Return every line of the listing below without any change, keeping the original order.

-=-=-=-=-

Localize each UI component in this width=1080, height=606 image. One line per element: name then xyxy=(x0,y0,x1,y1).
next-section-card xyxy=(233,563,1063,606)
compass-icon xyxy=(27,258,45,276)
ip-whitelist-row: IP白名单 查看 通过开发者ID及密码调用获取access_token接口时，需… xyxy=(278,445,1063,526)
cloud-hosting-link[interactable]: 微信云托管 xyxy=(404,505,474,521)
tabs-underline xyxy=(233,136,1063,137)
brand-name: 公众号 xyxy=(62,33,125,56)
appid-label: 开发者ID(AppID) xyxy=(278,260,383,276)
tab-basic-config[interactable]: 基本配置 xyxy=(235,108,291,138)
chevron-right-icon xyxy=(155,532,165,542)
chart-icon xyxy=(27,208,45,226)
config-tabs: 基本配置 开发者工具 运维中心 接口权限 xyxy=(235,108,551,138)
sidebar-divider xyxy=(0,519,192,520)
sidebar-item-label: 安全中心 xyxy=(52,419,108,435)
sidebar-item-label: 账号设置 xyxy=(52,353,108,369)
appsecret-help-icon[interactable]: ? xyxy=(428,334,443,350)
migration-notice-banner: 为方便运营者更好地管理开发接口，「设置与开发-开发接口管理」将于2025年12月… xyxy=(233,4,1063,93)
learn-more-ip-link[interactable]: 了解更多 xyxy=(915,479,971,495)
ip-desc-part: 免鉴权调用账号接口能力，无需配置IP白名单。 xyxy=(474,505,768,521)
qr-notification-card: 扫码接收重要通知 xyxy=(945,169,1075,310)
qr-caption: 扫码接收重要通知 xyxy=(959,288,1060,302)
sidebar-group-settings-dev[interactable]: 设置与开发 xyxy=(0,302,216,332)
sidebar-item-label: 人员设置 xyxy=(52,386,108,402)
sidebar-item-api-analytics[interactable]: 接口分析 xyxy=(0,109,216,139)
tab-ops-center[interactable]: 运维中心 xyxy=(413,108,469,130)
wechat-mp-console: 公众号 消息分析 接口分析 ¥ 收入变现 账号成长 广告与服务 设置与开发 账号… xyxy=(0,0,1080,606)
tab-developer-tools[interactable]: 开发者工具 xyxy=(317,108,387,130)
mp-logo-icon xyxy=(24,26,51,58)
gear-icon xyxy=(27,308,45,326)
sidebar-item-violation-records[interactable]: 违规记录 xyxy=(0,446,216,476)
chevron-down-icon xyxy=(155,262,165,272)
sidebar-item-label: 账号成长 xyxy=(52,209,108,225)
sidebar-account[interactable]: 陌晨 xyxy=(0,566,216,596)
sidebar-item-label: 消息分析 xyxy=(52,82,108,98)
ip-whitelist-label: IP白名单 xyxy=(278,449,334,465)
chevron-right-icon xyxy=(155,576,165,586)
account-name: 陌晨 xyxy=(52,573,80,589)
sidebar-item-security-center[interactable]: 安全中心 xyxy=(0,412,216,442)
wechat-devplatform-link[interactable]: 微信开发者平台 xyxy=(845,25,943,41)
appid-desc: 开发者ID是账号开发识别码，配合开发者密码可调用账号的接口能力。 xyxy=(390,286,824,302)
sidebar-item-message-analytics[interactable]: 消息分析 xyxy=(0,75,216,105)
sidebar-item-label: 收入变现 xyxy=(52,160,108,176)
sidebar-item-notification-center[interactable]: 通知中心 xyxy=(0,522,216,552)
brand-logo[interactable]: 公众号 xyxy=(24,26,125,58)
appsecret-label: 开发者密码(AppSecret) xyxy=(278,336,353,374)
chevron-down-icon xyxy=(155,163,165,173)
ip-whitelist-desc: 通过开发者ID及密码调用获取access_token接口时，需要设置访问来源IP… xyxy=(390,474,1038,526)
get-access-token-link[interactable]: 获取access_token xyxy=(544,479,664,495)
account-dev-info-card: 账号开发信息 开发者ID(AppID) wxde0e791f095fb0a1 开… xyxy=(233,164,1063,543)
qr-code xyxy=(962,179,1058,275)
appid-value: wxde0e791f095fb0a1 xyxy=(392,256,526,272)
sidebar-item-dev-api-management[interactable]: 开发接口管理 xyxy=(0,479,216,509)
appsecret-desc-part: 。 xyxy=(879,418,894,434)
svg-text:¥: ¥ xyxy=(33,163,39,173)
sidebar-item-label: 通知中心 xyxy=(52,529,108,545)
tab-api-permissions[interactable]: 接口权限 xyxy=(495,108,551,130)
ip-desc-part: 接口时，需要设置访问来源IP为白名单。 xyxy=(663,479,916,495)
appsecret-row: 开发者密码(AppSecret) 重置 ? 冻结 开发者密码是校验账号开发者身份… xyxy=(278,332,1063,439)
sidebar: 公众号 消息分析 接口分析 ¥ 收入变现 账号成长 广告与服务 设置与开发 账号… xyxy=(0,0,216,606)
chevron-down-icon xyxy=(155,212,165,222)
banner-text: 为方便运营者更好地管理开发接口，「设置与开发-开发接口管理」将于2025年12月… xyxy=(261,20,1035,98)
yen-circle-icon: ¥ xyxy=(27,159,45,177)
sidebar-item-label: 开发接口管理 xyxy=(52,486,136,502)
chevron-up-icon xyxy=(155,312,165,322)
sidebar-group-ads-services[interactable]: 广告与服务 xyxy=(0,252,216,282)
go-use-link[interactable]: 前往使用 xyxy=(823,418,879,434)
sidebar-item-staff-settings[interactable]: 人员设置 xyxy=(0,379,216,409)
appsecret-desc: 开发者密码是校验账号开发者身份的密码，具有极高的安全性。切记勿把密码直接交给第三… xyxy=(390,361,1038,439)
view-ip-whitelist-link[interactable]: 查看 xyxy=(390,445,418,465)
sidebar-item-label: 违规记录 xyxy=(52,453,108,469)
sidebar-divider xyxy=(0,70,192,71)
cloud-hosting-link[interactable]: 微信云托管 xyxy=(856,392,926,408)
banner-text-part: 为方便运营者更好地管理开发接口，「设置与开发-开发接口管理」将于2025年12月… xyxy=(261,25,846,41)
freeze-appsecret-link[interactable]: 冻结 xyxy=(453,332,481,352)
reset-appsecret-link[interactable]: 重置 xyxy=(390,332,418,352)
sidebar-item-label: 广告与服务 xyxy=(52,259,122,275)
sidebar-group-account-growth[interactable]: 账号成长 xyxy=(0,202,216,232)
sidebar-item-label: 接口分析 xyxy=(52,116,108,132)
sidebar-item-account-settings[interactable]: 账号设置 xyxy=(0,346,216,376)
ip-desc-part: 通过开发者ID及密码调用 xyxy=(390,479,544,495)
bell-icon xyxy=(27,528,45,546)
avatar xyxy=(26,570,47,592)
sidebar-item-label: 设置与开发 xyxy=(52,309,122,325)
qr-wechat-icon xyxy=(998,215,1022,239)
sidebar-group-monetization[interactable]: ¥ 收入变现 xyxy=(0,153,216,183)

-=-=-=-=-

→ Solution:
Localize each UI component in this width=1080, height=606 image. One line per element: name then xyxy=(x0,y0,x1,y1).
next-section-card xyxy=(233,563,1063,606)
compass-icon xyxy=(27,258,45,276)
ip-whitelist-row: IP白名单 查看 通过开发者ID及密码调用获取access_token接口时，需… xyxy=(278,445,1063,526)
cloud-hosting-link[interactable]: 微信云托管 xyxy=(404,505,474,521)
tabs-underline xyxy=(233,136,1063,137)
brand-name: 公众号 xyxy=(62,33,125,56)
appid-label: 开发者ID(AppID) xyxy=(278,260,383,276)
tab-basic-config[interactable]: 基本配置 xyxy=(235,108,291,138)
chevron-right-icon xyxy=(155,532,165,542)
chart-icon xyxy=(27,208,45,226)
config-tabs: 基本配置 开发者工具 运维中心 接口权限 xyxy=(235,108,551,138)
sidebar-divider xyxy=(0,519,192,520)
sidebar-item-label: 安全中心 xyxy=(52,419,108,435)
sidebar-item-label: 账号设置 xyxy=(52,353,108,369)
appsecret-help-icon[interactable]: ? xyxy=(428,334,443,350)
migration-notice-banner: 为方便运营者更好地管理开发接口，「设置与开发-开发接口管理」将于2025年12月… xyxy=(233,4,1063,93)
learn-more-ip-link[interactable]: 了解更多 xyxy=(915,479,971,495)
ip-desc-part: 免鉴权调用账号接口能力，无需配置IP白名单。 xyxy=(474,505,768,521)
qr-notification-card: 扫码接收重要通知 xyxy=(945,169,1075,310)
qr-caption: 扫码接收重要通知 xyxy=(959,288,1060,302)
sidebar-group-settings-dev[interactable]: 设置与开发 xyxy=(0,302,216,332)
sidebar-item-label: 人员设置 xyxy=(52,386,108,402)
sidebar-item-api-analytics[interactable]: 接口分析 xyxy=(0,109,216,139)
tab-ops-center[interactable]: 运维中心 xyxy=(413,108,469,130)
wechat-mp-console: 公众号 消息分析 接口分析 ¥ 收入变现 账号成长 广告与服务 设置与开发 账号… xyxy=(0,0,1080,606)
tab-developer-tools[interactable]: 开发者工具 xyxy=(317,108,387,130)
mp-logo-icon xyxy=(24,26,51,58)
gear-icon xyxy=(27,308,45,326)
sidebar-item-violation-records[interactable]: 违规记录 xyxy=(0,446,216,476)
chevron-down-icon xyxy=(155,262,165,272)
sidebar-item-label: 账号成长 xyxy=(52,209,108,225)
sidebar-account[interactable]: 陌晨 xyxy=(0,566,216,596)
sidebar-item-label: 消息分析 xyxy=(52,82,108,98)
ip-whitelist-label: IP白名单 xyxy=(278,449,334,465)
chevron-right-icon xyxy=(155,576,165,586)
account-name: 陌晨 xyxy=(52,573,80,589)
sidebar-item-security-center[interactable]: 安全中心 xyxy=(0,412,216,442)
wechat-devplatform-link[interactable]: 微信开发者平台 xyxy=(845,25,943,41)
appid-desc: 开发者ID是账号开发识别码，配合开发者密码可调用账号的接口能力。 xyxy=(390,286,824,302)
sidebar-item-message-analytics[interactable]: 消息分析 xyxy=(0,75,216,105)
sidebar-item-label: 收入变现 xyxy=(52,160,108,176)
sidebar-item-notification-center[interactable]: 通知中心 xyxy=(0,522,216,552)
brand-logo[interactable]: 公众号 xyxy=(24,26,125,58)
appsecret-label: 开发者密码(AppSecret) xyxy=(278,336,353,374)
chevron-down-icon xyxy=(155,163,165,173)
ip-whitelist-desc: 通过开发者ID及密码调用获取access_token接口时，需要设置访问来源IP… xyxy=(390,474,1038,526)
get-access-token-link[interactable]: 获取access_token xyxy=(544,479,664,495)
account-dev-info-card: 账号开发信息 开发者ID(AppID) wxde0e791f095fb0a1 开… xyxy=(233,164,1063,543)
qr-code xyxy=(962,179,1058,275)
appid-value: wxde0e791f095fb0a1 xyxy=(392,256,526,272)
sidebar-item-dev-api-management[interactable]: 开发接口管理 xyxy=(0,479,216,509)
appsecret-desc-part: 。 xyxy=(879,418,894,434)
svg-text:¥: ¥ xyxy=(33,163,39,173)
sidebar-item-label: 通知中心 xyxy=(52,529,108,545)
tab-api-permissions[interactable]: 接口权限 xyxy=(495,108,551,130)
ip-desc-part: 接口时，需要设置访问来源IP为白名单。 xyxy=(663,479,916,495)
appsecret-row: 开发者密码(AppSecret) 重置 ? 冻结 开发者密码是校验账号开发者身份… xyxy=(278,332,1063,439)
sidebar: 公众号 消息分析 接口分析 ¥ 收入变现 账号成长 广告与服务 设置与开发 账号… xyxy=(0,0,216,606)
chevron-down-icon xyxy=(155,212,165,222)
banner-text: 为方便运营者更好地管理开发接口，「设置与开发-开发接口管理」将于2025年12月… xyxy=(261,20,1035,98)
yen-circle-icon: ¥ xyxy=(27,159,45,177)
sidebar-item-label: 开发接口管理 xyxy=(52,486,136,502)
chevron-up-icon xyxy=(155,312,165,322)
sidebar-group-ads-services[interactable]: 广告与服务 xyxy=(0,252,216,282)
go-use-link[interactable]: 前往使用 xyxy=(823,418,879,434)
sidebar-item-staff-settings[interactable]: 人员设置 xyxy=(0,379,216,409)
appsecret-desc: 开发者密码是校验账号开发者身份的密码，具有极高的安全性。切记勿把密码直接交给第三… xyxy=(390,361,1038,439)
view-ip-whitelist-link[interactable]: 查看 xyxy=(390,445,418,465)
sidebar-item-label: 违规记录 xyxy=(52,453,108,469)
sidebar-divider xyxy=(0,70,192,71)
cloud-hosting-link[interactable]: 微信云托管 xyxy=(856,392,926,408)
banner-text-part: 为方便运营者更好地管理开发接口，「设置与开发-开发接口管理」将于2025年12月… xyxy=(261,25,846,41)
freeze-appsecret-link[interactable]: 冻结 xyxy=(453,332,481,352)
reset-appsecret-link[interactable]: 重置 xyxy=(390,332,418,352)
sidebar-item-label: 广告与服务 xyxy=(52,259,122,275)
sidebar-group-account-growth[interactable]: 账号成长 xyxy=(0,202,216,232)
sidebar-item-label: 接口分析 xyxy=(52,116,108,132)
sidebar-item-account-settings[interactable]: 账号设置 xyxy=(0,346,216,376)
ip-desc-part: 通过开发者ID及密码调用 xyxy=(390,479,544,495)
bell-icon xyxy=(27,528,45,546)
avatar xyxy=(26,570,47,592)
sidebar-item-label: 设置与开发 xyxy=(52,309,122,325)
qr-wechat-icon xyxy=(998,215,1022,239)
sidebar-group-monetization[interactable]: ¥ 收入变现 xyxy=(0,153,216,183)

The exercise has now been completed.